Excerpts from a figure dataset

+++

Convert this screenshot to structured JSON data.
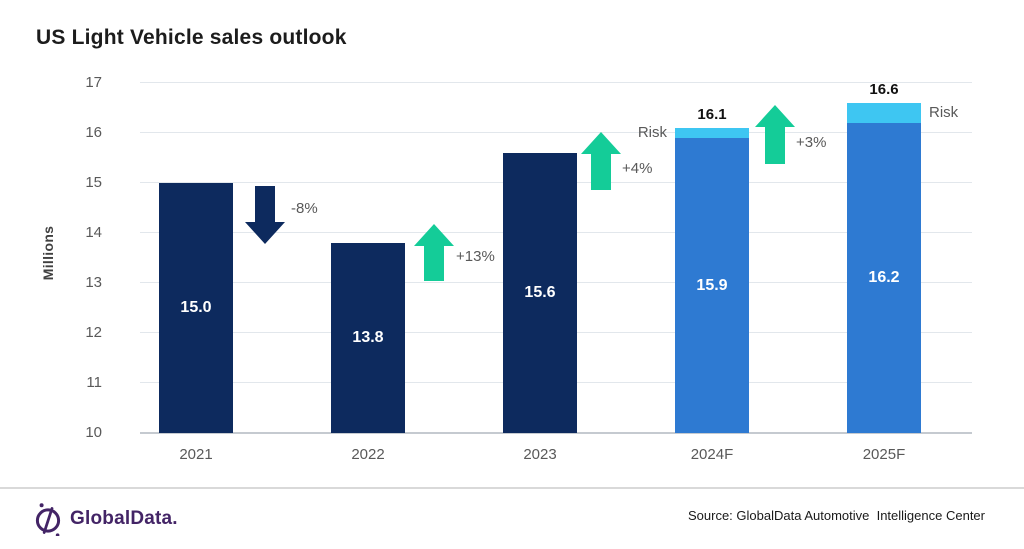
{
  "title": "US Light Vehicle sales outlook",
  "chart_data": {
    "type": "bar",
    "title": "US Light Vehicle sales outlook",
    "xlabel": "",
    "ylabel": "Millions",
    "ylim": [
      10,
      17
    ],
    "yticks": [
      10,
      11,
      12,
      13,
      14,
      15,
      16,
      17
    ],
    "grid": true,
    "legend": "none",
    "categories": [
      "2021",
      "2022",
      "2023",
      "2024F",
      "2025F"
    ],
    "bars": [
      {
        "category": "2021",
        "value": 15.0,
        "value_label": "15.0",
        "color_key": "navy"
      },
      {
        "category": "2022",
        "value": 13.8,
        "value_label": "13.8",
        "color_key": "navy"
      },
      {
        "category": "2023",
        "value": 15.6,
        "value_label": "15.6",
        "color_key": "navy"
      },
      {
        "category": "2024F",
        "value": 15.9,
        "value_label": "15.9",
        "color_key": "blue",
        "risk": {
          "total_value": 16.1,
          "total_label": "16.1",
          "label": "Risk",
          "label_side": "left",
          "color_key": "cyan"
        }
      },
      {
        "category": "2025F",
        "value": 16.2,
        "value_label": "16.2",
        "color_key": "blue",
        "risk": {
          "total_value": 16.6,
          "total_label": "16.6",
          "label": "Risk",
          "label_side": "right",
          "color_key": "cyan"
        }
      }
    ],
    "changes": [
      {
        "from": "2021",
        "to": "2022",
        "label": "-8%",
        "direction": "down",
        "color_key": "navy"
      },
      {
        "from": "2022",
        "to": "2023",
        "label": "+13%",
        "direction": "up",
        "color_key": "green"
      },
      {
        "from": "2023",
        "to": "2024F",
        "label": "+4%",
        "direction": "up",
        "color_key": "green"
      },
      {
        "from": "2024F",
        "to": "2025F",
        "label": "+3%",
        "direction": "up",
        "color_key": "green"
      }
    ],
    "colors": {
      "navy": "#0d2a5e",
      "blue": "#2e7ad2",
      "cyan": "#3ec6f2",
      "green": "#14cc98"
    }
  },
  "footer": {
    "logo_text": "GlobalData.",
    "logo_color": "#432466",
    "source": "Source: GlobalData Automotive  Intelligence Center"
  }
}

+++

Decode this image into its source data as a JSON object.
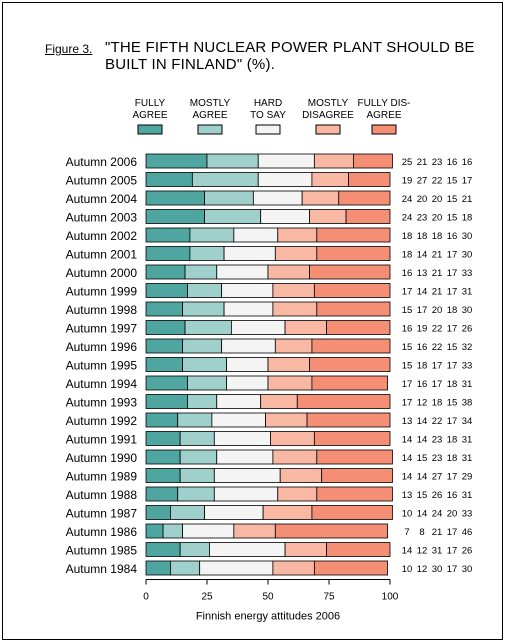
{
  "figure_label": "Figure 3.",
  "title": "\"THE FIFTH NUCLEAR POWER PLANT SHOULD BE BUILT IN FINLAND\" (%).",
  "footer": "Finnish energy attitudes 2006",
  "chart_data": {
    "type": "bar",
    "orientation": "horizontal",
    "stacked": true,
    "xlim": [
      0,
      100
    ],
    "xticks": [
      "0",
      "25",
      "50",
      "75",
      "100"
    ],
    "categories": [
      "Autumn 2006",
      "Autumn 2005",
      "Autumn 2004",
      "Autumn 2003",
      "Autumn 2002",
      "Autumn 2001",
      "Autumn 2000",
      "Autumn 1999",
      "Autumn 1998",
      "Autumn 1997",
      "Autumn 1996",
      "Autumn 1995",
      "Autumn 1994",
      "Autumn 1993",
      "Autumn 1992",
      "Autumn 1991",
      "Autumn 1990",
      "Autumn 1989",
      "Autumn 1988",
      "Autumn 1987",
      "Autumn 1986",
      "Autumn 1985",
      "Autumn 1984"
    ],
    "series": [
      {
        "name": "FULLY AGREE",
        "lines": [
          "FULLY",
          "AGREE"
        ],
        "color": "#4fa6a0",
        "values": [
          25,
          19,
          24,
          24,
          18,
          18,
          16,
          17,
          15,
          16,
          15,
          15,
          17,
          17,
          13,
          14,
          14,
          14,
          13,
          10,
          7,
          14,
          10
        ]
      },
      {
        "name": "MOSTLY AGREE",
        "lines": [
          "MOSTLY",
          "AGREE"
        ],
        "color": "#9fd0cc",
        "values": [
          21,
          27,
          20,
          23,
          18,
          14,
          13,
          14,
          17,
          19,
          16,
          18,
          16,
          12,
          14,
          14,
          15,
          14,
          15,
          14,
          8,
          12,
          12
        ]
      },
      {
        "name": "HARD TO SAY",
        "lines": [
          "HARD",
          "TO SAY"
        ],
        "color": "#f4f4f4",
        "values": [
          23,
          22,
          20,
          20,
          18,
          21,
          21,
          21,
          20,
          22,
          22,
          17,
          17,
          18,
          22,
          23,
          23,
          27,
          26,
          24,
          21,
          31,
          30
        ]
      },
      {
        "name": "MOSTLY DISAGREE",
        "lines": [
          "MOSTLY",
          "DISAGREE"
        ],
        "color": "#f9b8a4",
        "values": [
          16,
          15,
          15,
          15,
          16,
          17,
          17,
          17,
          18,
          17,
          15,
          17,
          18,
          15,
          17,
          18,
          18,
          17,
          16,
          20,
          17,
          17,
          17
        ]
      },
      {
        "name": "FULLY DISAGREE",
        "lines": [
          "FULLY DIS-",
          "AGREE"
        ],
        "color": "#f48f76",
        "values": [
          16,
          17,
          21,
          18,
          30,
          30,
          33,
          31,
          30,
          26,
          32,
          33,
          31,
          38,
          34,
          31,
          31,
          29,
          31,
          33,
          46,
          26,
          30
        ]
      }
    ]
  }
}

+++

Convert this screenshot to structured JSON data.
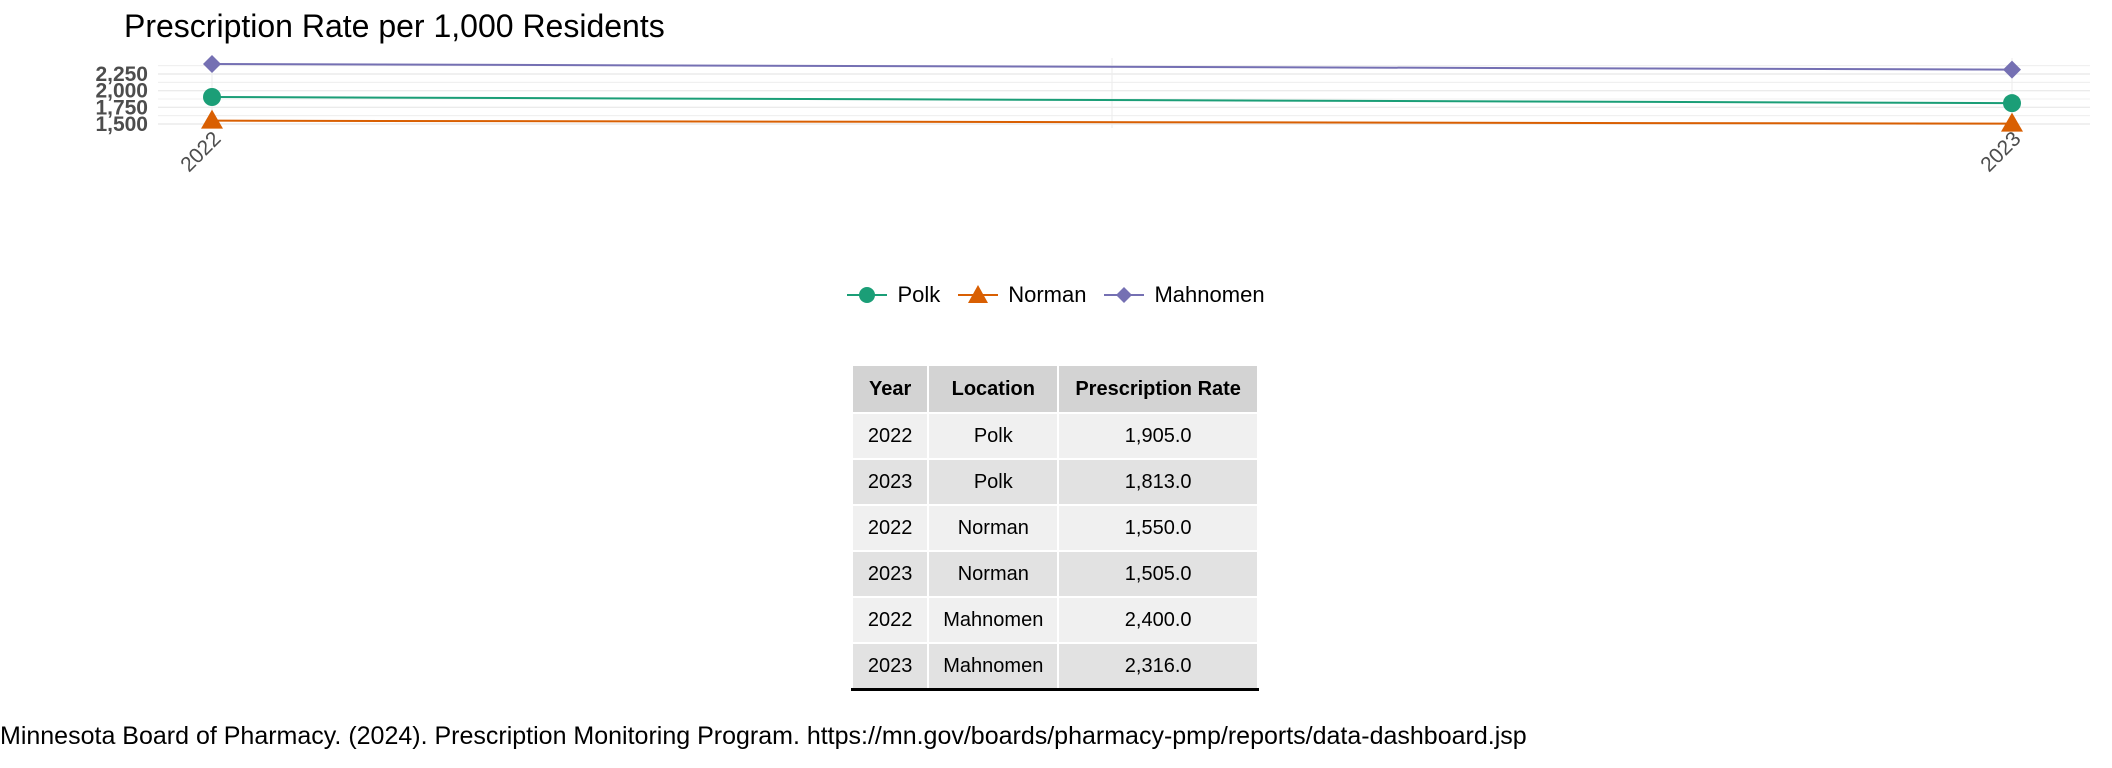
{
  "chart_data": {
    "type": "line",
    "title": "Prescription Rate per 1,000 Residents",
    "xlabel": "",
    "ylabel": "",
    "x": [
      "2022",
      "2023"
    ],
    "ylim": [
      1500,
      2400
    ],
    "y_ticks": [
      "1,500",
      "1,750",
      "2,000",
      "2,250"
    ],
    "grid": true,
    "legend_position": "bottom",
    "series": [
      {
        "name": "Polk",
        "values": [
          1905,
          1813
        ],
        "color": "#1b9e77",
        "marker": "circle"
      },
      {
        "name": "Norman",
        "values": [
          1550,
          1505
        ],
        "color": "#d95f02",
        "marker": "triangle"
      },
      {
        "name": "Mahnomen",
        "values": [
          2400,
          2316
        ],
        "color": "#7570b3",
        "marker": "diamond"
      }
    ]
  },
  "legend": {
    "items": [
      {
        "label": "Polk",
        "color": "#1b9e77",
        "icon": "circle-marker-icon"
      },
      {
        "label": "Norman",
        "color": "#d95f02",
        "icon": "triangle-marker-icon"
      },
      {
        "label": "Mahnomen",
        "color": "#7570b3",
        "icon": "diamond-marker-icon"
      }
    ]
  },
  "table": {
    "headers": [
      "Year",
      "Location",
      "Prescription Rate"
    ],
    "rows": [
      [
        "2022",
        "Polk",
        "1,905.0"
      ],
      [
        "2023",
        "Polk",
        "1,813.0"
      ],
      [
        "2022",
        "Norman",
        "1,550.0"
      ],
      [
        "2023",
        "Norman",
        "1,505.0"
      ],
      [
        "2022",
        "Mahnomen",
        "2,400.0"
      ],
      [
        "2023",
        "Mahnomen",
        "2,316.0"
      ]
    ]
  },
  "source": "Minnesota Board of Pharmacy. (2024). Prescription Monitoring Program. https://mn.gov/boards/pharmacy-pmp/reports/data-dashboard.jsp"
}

+++

TASK DESCRIPTION: Search the preceding listing for the word "sales" and pull out every line that holds it.

FINISHED EXERCISE:
  "title": "US Light Vehicle sales outlook",
    "title": "US Light Vehicle sales outlook",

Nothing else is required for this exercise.